** start of Dataset rows **
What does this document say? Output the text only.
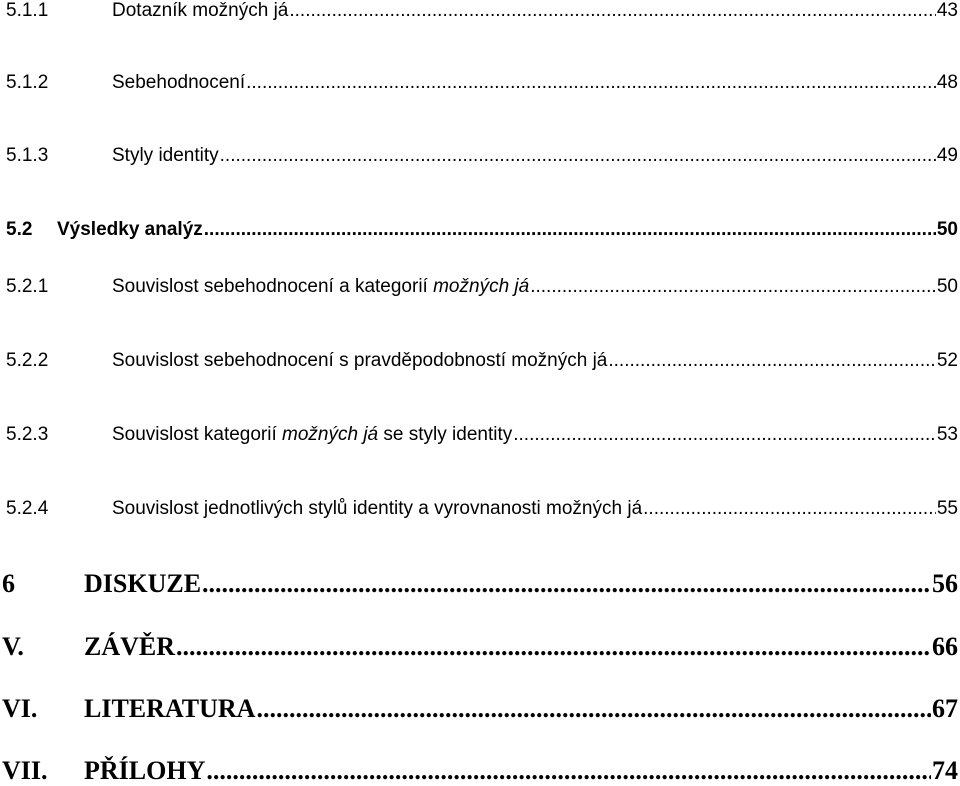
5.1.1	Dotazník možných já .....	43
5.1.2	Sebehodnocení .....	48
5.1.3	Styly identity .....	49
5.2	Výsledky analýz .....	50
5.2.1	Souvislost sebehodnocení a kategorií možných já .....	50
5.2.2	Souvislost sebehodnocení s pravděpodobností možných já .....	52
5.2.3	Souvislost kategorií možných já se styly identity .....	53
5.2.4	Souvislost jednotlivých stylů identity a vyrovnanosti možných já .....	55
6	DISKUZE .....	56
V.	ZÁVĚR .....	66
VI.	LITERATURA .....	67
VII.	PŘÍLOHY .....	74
** end of Dataset rows **
• _Brief_
Every record above should be transcribed exactly; the pictures stay out of the copy.

• _Final answer_
What does this document say? Output the text only.
5.1.1	Dotazník možných já .....	43
5.1.2	Sebehodnocení .....	48
5.1.3	Styly identity .....	49
5.2	Výsledky analýz .....	50
5.2.1	Souvislost sebehodnocení a kategorií možných já .....	50
5.2.2	Souvislost sebehodnocení s pravděpodobností možných já .....	52
5.2.3	Souvislost kategorií možných já se styly identity .....	53
5.2.4	Souvislost jednotlivých stylů identity a vyrovnanosti možných já .....	55
6	DISKUZE .....	56
V.	ZÁVĚR .....	66
VI.	LITERATURA .....	67
VII.	PŘÍLOHY .....	74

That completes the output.